- Request -
Write out all the material exactly. Leave nothing out.

(Collection entries)
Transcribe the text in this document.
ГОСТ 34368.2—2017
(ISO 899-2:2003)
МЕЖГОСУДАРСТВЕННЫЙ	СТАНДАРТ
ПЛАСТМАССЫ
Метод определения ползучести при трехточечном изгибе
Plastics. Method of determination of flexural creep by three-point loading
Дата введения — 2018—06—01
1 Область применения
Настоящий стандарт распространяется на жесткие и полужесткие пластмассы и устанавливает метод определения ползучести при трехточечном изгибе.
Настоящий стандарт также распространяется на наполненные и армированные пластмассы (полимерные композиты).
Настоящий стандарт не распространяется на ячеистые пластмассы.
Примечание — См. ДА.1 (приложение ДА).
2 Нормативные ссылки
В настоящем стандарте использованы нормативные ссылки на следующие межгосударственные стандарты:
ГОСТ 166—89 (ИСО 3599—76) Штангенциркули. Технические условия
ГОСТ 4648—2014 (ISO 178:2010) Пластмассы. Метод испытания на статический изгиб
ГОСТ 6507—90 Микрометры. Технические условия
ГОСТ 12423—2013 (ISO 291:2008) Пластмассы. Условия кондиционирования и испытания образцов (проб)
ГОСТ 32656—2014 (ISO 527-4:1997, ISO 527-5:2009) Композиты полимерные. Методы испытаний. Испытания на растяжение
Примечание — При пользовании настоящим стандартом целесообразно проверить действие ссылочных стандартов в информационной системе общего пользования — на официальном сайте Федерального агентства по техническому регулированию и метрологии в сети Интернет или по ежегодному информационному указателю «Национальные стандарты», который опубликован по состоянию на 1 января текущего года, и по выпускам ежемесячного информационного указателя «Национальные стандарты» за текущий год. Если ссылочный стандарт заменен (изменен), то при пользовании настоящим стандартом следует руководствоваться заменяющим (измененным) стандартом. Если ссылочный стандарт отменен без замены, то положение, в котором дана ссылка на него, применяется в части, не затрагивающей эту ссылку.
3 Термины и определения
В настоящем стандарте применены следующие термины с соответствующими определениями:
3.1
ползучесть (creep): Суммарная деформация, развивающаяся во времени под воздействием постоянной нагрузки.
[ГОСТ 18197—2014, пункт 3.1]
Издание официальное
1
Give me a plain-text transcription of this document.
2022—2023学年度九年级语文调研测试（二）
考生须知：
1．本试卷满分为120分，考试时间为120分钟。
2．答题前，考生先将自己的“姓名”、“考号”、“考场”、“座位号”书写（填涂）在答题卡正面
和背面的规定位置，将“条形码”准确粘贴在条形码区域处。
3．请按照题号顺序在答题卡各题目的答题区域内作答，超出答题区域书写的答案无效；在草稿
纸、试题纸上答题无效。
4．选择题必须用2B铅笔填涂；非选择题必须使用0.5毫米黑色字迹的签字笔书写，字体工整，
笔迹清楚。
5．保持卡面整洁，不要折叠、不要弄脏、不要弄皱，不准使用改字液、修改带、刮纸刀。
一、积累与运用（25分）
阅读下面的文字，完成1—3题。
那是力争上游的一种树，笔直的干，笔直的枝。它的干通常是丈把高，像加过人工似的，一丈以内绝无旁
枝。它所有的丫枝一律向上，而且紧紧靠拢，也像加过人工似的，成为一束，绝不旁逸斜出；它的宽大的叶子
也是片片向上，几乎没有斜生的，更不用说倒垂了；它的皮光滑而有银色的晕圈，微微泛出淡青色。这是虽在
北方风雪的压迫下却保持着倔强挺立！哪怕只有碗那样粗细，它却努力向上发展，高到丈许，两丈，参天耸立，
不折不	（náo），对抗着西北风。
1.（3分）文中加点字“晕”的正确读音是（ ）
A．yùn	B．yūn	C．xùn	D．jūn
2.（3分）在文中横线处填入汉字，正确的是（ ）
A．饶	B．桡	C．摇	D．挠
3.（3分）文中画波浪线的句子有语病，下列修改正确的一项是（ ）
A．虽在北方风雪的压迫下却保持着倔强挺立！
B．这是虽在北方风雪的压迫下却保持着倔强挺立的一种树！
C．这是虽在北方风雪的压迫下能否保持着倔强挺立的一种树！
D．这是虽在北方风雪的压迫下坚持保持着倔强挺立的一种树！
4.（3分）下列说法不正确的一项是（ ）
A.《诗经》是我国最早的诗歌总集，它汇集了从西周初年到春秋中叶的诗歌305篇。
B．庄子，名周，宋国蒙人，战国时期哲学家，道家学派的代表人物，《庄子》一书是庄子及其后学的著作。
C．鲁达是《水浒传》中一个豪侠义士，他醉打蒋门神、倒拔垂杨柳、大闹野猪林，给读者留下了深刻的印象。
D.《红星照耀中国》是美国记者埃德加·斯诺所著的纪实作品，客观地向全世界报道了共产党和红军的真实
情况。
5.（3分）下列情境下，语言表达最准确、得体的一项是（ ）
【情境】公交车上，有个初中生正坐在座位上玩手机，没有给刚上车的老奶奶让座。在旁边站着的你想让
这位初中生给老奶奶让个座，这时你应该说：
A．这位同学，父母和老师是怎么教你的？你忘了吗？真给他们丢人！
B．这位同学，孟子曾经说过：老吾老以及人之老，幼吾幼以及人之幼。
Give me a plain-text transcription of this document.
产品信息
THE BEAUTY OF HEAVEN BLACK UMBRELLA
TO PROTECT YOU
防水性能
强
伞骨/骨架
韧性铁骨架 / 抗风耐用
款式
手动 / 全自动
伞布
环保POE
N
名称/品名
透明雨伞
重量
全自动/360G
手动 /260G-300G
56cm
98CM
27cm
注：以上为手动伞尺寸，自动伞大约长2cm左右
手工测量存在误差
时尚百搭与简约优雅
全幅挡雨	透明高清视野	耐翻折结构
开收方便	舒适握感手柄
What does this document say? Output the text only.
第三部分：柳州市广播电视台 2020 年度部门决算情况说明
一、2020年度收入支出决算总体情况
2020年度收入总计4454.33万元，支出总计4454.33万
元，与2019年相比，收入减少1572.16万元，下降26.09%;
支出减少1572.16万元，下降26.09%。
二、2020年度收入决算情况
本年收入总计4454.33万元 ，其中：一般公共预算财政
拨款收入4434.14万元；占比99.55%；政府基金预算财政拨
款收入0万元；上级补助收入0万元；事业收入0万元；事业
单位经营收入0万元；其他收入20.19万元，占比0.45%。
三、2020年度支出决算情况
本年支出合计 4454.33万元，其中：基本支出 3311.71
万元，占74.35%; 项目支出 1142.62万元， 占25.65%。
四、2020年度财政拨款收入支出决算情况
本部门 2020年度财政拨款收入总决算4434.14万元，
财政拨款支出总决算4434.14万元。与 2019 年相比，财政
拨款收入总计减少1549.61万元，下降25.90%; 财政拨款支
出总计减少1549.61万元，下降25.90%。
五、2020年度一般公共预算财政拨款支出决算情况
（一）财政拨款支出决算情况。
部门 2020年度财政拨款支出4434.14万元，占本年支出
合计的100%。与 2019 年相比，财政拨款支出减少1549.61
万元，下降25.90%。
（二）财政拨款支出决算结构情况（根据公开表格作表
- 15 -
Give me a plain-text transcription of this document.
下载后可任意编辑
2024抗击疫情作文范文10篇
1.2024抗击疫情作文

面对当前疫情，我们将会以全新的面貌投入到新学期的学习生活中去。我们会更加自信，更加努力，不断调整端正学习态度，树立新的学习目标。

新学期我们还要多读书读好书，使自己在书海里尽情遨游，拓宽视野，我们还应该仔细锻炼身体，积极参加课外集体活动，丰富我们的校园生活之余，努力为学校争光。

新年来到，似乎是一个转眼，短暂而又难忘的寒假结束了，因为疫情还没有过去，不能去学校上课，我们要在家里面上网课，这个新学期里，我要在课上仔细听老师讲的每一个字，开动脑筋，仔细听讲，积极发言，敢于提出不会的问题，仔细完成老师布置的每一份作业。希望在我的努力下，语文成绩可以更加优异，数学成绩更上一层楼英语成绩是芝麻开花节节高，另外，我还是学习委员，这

- Response below -
Transcribe the text in this document.
ГОСТ 34368.2—2017
(ISO 899-2:2003)
МЕЖГОСУДАРСТВЕННЫЙ	СТАНДАРТ
ПЛАСТМАССЫ
Метод определения ползучести при трехточечном изгибе
Plastics. Method of determination of flexural creep by three-point loading
Дата введения — 2018—06—01
1 Область применения
Настоящий стандарт распространяется на жесткие и полужесткие пластмассы и устанавливает метод определения ползучести при трехточечном изгибе.
Настоящий стандарт также распространяется на наполненные и армированные пластмассы (полимерные композиты).
Настоящий стандарт не распространяется на ячеистые пластмассы.
Примечание — См. ДА.1 (приложение ДА).
2 Нормативные ссылки
В настоящем стандарте использованы нормативные ссылки на следующие межгосударственные стандарты:
ГОСТ 166—89 (ИСО 3599—76) Штангенциркули. Технические условия
ГОСТ 4648—2014 (ISO 178:2010) Пластмассы. Метод испытания на статический изгиб
ГОСТ 6507—90 Микрометры. Технические условия
ГОСТ 12423—2013 (ISO 291:2008) Пластмассы. Условия кондиционирования и испытания образцов (проб)
ГОСТ 32656—2014 (ISO 527-4:1997, ISO 527-5:2009) Композиты полимерные. Методы испытаний. Испытания на растяжение
Примечание — При пользовании настоящим стандартом целесообразно проверить действие ссылочных стандартов в информационной системе общего пользования — на официальном сайте Федерального агентства по техническому регулированию и метрологии в сети Интернет или по ежегодному информационному указателю «Национальные стандарты», который опубликован по состоянию на 1 января текущего года, и по выпускам ежемесячного информационного указателя «Национальные стандарты» за текущий год. Если ссылочный стандарт заменен (изменен), то при пользовании настоящим стандартом следует руководствоваться заменяющим (измененным) стандартом. Если ссылочный стандарт отменен без замены, то положение, в котором дана ссылка на него, применяется в части, не затрагивающей эту ссылку.
3 Термины и определения
В настоящем стандарте применены следующие термины с соответствующими определениями:
3.1
ползучесть (creep): Суммарная деформация, развивающаяся во времени под воздействием постоянной нагрузки.
[ГОСТ 18197—2014, пункт 3.1]
Издание официальное
1
Give me a plain-text transcription of this document.
2022—2023学年度九年级语文调研测试（二）
考生须知：
1．本试卷满分为120分，考试时间为120分钟。
2．答题前，考生先将自己的“姓名”、“考号”、“考场”、“座位号”书写（填涂）在答题卡正面
和背面的规定位置，将“条形码”准确粘贴在条形码区域处。
3．请按照题号顺序在答题卡各题目的答题区域内作答，超出答题区域书写的答案无效；在草稿
纸、试题纸上答题无效。
4．选择题必须用2B铅笔填涂；非选择题必须使用0.5毫米黑色字迹的签字笔书写，字体工整，
笔迹清楚。
5．保持卡面整洁，不要折叠、不要弄脏、不要弄皱，不准使用改字液、修改带、刮纸刀。
一、积累与运用（25分）
阅读下面的文字，完成1—3题。
那是力争上游的一种树，笔直的干，笔直的枝。它的干通常是丈把高，像加过人工似的，一丈以内绝无旁
枝。它所有的丫枝一律向上，而且紧紧靠拢，也像加过人工似的，成为一束，绝不旁逸斜出；它的宽大的叶子
也是片片向上，几乎没有斜生的，更不用说倒垂了；它的皮光滑而有银色的晕圈，微微泛出淡青色。这是虽在
北方风雪的压迫下却保持着倔强挺立！哪怕只有碗那样粗细，它却努力向上发展，高到丈许，两丈，参天耸立，
不折不	（náo），对抗着西北风。
1.（3分）文中加点字“晕”的正确读音是（ ）
A．yùn	B．yūn	C．xùn	D．jūn
2.（3分）在文中横线处填入汉字，正确的是（ ）
A．饶	B．桡	C．摇	D．挠
3.（3分）文中画波浪线的句子有语病，下列修改正确的一项是（ ）
A．虽在北方风雪的压迫下却保持着倔强挺立！
B．这是虽在北方风雪的压迫下却保持着倔强挺立的一种树！
C．这是虽在北方风雪的压迫下能否保持着倔强挺立的一种树！
D．这是虽在北方风雪的压迫下坚持保持着倔强挺立的一种树！
4.（3分）下列说法不正确的一项是（ ）
A.《诗经》是我国最早的诗歌总集，它汇集了从西周初年到春秋中叶的诗歌305篇。
B．庄子，名周，宋国蒙人，战国时期哲学家，道家学派的代表人物，《庄子》一书是庄子及其后学的著作。
C．鲁达是《水浒传》中一个豪侠义士，他醉打蒋门神、倒拔垂杨柳、大闹野猪林，给读者留下了深刻的印象。
D.《红星照耀中国》是美国记者埃德加·斯诺所著的纪实作品，客观地向全世界报道了共产党和红军的真实
情况。
5.（3分）下列情境下，语言表达最准确、得体的一项是（ ）
【情境】公交车上，有个初中生正坐在座位上玩手机，没有给刚上车的老奶奶让座。在旁边站着的你想让
这位初中生给老奶奶让个座，这时你应该说：
A．这位同学，父母和老师是怎么教你的？你忘了吗？真给他们丢人！
B．这位同学，孟子曾经说过：老吾老以及人之老，幼吾幼以及人之幼。
Give me a plain-text transcription of this document.
产品信息
THE BEAUTY OF HEAVEN BLACK UMBRELLA
TO PROTECT YOU
防水性能
强
伞骨/骨架
韧性铁骨架 / 抗风耐用
款式
手动 / 全自动
伞布
环保POE
N
名称/品名
透明雨伞
重量
全自动/360G
手动 /260G-300G
56cm
98CM
27cm
注：以上为手动伞尺寸，自动伞大约长2cm左右
手工测量存在误差
时尚百搭与简约优雅
全幅挡雨	透明高清视野	耐翻折结构
开收方便	舒适握感手柄
What does this document say? Output the text only.
第三部分：柳州市广播电视台 2020 年度部门决算情况说明
一、2020年度收入支出决算总体情况
2020年度收入总计4454.33万元，支出总计4454.33万
元，与2019年相比，收入减少1572.16万元，下降26.09%;
支出减少1572.16万元，下降26.09%。
二、2020年度收入决算情况
本年收入总计4454.33万元 ，其中：一般公共预算财政
拨款收入4434.14万元；占比99.55%；政府基金预算财政拨
款收入0万元；上级补助收入0万元；事业收入0万元；事业
单位经营收入0万元；其他收入20.19万元，占比0.45%。
三、2020年度支出决算情况
本年支出合计 4454.33万元，其中：基本支出 3311.71
万元，占74.35%; 项目支出 1142.62万元， 占25.65%。
四、2020年度财政拨款收入支出决算情况
本部门 2020年度财政拨款收入总决算4434.14万元，
财政拨款支出总决算4434.14万元。与 2019 年相比，财政
拨款收入总计减少1549.61万元，下降25.90%; 财政拨款支
出总计减少1549.61万元，下降25.90%。
五、2020年度一般公共预算财政拨款支出决算情况
（一）财政拨款支出决算情况。
部门 2020年度财政拨款支出4434.14万元，占本年支出
合计的100%。与 2019 年相比，财政拨款支出减少1549.61
万元，下降25.90%。
（二）财政拨款支出决算结构情况（根据公开表格作表
- 15 -
Give me a plain-text transcription of this document.
下载后可任意编辑
2024抗击疫情作文范文10篇
1.2024抗击疫情作文

面对当前疫情，我们将会以全新的面貌投入到新学期的学习生活中去。我们会更加自信，更加努力，不断调整端正学习态度，树立新的学习目标。

新学期我们还要多读书读好书，使自己在书海里尽情遨游，拓宽视野，我们还应该仔细锻炼身体，积极参加课外集体活动，丰富我们的校园生活之余，努力为学校争光。

新年来到，似乎是一个转眼，短暂而又难忘的寒假结束了，因为疫情还没有过去，不能去学校上课，我们要在家里面上网课，这个新学期里，我要在课上仔细听老师讲的每一个字，开动脑筋，仔细听讲，积极发言，敢于提出不会的问题，仔细完成老师布置的每一份作业。希望在我的努力下，语文成绩可以更加优异，数学成绩更上一层楼英语成绩是芝麻开花节节高，另外，我还是学习委员，这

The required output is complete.